**What you will do**
Count every line of these entries that holds the word "Local", and reply with the number only.

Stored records
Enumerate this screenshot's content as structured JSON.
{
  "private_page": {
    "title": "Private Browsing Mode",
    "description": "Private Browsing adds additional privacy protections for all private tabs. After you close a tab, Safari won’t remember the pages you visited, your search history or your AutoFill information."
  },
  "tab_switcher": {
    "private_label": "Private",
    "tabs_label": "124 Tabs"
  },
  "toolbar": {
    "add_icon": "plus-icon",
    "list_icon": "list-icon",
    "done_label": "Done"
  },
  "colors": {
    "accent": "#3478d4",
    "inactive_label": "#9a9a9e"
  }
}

--

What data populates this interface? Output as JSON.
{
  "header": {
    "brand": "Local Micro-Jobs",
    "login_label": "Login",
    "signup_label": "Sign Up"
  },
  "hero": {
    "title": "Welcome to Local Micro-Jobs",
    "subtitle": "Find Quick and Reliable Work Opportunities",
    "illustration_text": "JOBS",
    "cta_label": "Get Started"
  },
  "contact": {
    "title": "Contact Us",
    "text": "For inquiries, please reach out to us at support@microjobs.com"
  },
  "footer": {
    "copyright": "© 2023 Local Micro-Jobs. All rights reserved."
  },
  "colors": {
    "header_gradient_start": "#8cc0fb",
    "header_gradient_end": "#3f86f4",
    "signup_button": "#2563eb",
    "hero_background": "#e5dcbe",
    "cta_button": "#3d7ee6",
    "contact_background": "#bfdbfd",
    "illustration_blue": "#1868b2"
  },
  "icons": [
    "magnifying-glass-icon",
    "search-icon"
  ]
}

**Answer to this exercise**
3